• [EXTRAIT CHOISI]
Pour les obligations, le cadre juridique ne comporte pas d'ambiguïtés puisque l'article L. 228-74 du code de commerce précise que « les obligations rachetées par la société émettrice, ainsi que les obligations sorties au tirage et remboursées, sont annulées et ne peuvent être remises en circulation ». Cette disposition a été introduite par la loi du 24 juillet 1966 sur les sociétés commerciales. Le législateur avait ainsi entendu interdire des pratiques qui risquaient de créer des « abus de marché » pour reprendre une terminologie contemporaine alors inexistante.

De même, la loi de 1966 précitée a interdit à une société de « constituer un gage quelconque sur ses propres obligations » (article L. 228-44 du code de commerce).

B. L'ÉMERGENCE DE PLATEFORMES OBLIGATAIRES SUR LA PLACE DE PARIS REND NÉCESSAIRE LA POSSIBILITÉ DE RACHETER SES PROPRES OBLIGATIONS

Depuis la fin de l'année 2009, les acteurs de la place de Paris ont lancé le projet d'établir, en France, une ou plusieurs plateformes de négociation des obligations des entreprises non financières (dites corporates ) libellées en euros , c'est-à-dire créer un marché secondaire liquide et transparent pour les obligations . L'émission (marché primaire) pourrait se faire dans d'autres pays, notamment au Luxembourg, mais la négociation se tiendrait à Paris.

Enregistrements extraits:
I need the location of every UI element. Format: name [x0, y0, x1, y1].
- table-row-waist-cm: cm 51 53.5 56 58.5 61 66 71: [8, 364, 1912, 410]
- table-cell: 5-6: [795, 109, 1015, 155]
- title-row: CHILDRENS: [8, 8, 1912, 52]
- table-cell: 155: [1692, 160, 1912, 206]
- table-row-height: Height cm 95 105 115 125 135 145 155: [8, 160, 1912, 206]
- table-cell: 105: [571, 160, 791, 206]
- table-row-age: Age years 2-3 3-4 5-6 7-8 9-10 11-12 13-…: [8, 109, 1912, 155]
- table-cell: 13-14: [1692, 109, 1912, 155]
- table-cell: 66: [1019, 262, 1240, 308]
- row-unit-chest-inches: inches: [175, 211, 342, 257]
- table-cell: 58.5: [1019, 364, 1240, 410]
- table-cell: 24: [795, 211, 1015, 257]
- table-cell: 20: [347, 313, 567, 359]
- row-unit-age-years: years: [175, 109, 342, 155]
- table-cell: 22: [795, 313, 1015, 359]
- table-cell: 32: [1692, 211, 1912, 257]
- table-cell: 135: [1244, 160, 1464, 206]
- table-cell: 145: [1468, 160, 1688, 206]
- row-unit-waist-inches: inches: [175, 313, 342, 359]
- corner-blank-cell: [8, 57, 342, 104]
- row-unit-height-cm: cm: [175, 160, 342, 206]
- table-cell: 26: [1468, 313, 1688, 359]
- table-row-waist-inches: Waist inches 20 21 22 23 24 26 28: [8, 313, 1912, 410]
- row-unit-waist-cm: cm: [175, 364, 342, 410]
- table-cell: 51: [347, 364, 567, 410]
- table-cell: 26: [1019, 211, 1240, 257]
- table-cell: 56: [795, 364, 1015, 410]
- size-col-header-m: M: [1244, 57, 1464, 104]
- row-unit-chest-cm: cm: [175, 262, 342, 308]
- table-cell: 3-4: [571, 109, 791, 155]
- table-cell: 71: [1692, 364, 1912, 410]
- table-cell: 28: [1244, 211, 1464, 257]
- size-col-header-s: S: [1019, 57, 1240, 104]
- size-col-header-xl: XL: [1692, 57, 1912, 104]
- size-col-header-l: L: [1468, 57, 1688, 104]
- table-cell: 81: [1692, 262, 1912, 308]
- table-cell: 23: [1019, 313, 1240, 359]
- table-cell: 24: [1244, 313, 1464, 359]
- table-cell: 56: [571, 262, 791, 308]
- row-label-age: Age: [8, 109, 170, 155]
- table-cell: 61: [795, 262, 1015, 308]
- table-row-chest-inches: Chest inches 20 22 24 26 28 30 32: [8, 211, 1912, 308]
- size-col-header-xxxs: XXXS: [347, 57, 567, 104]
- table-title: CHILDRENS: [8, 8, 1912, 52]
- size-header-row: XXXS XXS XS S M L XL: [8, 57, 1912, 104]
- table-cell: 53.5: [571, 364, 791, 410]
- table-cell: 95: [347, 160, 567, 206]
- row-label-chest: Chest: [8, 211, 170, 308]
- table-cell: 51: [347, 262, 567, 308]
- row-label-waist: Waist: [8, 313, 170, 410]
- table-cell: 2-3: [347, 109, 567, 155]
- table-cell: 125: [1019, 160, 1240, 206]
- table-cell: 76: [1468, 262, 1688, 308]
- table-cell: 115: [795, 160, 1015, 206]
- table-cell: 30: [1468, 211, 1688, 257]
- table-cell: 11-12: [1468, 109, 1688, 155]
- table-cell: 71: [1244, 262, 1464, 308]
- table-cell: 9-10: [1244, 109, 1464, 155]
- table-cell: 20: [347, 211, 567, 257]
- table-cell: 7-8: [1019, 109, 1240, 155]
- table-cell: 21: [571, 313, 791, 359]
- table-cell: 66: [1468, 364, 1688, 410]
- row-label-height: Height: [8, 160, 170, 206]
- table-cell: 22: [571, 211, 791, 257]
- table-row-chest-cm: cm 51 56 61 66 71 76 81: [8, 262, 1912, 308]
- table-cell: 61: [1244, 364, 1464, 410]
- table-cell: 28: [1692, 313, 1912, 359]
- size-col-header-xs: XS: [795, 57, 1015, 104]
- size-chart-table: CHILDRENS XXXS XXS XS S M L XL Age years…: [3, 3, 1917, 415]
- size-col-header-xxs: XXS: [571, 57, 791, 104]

• [CONSIGNE] Veuillez reproduire fidèlement le passage de l'extrait sur les obligations qui s'ouvre sur les mots contenant « De même, la » et se clôt sur « code de commerce). ». Ne vous fondez que sur l'extrait sur les obligations.

• [RÉSULTAT]
De même, la loi de 1966 précitée a interdit à une société de « constituer un gage quelconque sur ses propres obligations » (article L. 228-44 du code de commerce).